Dataset listings of figures

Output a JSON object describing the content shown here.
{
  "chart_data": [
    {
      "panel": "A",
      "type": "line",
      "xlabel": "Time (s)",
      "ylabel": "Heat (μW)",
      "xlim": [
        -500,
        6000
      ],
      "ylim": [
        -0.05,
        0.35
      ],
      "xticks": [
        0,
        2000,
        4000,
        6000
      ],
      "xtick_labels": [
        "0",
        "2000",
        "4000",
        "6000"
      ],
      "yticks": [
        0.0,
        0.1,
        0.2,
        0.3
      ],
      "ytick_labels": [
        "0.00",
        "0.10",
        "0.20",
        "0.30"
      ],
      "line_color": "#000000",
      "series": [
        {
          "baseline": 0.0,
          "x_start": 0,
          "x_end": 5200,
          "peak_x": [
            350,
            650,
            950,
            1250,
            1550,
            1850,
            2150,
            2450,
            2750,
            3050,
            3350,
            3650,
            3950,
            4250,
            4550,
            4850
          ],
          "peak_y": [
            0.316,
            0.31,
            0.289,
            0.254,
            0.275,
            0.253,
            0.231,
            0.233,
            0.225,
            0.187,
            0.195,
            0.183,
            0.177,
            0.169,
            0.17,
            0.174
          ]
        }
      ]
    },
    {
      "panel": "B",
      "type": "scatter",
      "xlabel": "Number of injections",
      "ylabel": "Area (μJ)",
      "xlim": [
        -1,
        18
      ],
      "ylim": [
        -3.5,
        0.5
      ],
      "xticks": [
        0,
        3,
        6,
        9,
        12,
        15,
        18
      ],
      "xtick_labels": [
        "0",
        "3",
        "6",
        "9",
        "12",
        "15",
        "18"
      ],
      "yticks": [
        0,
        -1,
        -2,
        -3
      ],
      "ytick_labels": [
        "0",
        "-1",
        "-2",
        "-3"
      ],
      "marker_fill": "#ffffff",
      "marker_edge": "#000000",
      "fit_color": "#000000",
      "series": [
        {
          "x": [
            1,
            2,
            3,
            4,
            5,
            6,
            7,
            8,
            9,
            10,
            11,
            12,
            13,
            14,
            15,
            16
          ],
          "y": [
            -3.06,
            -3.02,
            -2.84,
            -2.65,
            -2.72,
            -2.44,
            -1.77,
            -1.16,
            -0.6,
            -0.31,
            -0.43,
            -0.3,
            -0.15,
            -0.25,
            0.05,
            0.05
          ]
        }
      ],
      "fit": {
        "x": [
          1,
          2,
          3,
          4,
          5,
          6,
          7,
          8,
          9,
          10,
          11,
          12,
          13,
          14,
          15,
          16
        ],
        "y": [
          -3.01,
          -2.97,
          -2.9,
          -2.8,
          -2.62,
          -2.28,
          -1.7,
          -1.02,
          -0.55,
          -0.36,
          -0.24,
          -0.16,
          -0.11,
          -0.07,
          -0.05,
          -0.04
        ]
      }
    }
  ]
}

→ **Aim of the task**: All of the entries above need to be reproduced exactly.

→ **Reply**:
Output a JSON object describing the content shown here.
{
  "chart_data": [
    {
      "panel": "A",
      "type": "line",
      "xlabel": "Time (s)",
      "ylabel": "Heat (μW)",
      "xlim": [
        -500,
        6000
      ],
      "ylim": [
        -0.05,
        0.35
      ],
      "xticks": [
        0,
        2000,
        4000,
        6000
      ],
      "xtick_labels": [
        "0",
        "2000",
        "4000",
        "6000"
      ],
      "yticks": [
        0.0,
        0.1,
        0.2,
        0.3
      ],
      "ytick_labels": [
        "0.00",
        "0.10",
        "0.20",
        "0.30"
      ],
      "line_color": "#000000",
      "series": [
        {
          "baseline": 0.0,
          "x_start": 0,
          "x_end": 5200,
          "peak_x": [
            350,
            650,
            950,
            1250,
            1550,
            1850,
            2150,
            2450,
            2750,
            3050,
            3350,
            3650,
            3950,
            4250,
            4550,
            4850
          ],
          "peak_y": [
            0.316,
            0.31,
            0.289,
            0.254,
            0.275,
            0.253,
            0.231,
            0.233,
            0.225,
            0.187,
            0.195,
            0.183,
            0.177,
            0.169,
            0.17,
            0.174
          ]
        }
      ]
    },
    {
      "panel": "B",
      "type": "scatter",
      "xlabel": "Number of injections",
      "ylabel": "Area (μJ)",
      "xlim": [
        -1,
        18
      ],
      "ylim": [
        -3.5,
        0.5
      ],
      "xticks": [
        0,
        3,
        6,
        9,
        12,
        15,
        18
      ],
      "xtick_labels": [
        "0",
        "3",
        "6",
        "9",
        "12",
        "15",
        "18"
      ],
      "yticks": [
        0,
        -1,
        -2,
        -3
      ],
      "ytick_labels": [
        "0",
        "-1",
        "-2",
        "-3"
      ],
      "marker_fill": "#ffffff",
      "marker_edge": "#000000",
      "fit_color": "#000000",
      "series": [
        {
          "x": [
            1,
            2,
            3,
            4,
            5,
            6,
            7,
            8,
            9,
            10,
            11,
            12,
            13,
            14,
            15,
            16
          ],
          "y": [
            -3.06,
            -3.02,
            -2.84,
            -2.65,
            -2.72,
            -2.44,
            -1.77,
            -1.16,
            -0.6,
            -0.31,
            -0.43,
            -0.3,
            -0.15,
            -0.25,
            0.05,
            0.05
          ]
        }
      ],
      "fit": {
        "x": [
          1,
          2,
          3,
          4,
          5,
          6,
          7,
          8,
          9,
          10,
          11,
          12,
          13,
          14,
          15,
          16
        ],
        "y": [
          -3.01,
          -2.97,
          -2.9,
          -2.8,
          -2.62,
          -2.28,
          -1.7,
          -1.02,
          -0.55,
          -0.36,
          -0.24,
          -0.16,
          -0.11,
          -0.07,
          -0.05,
          -0.04
        ]
      }
    }
  ]
}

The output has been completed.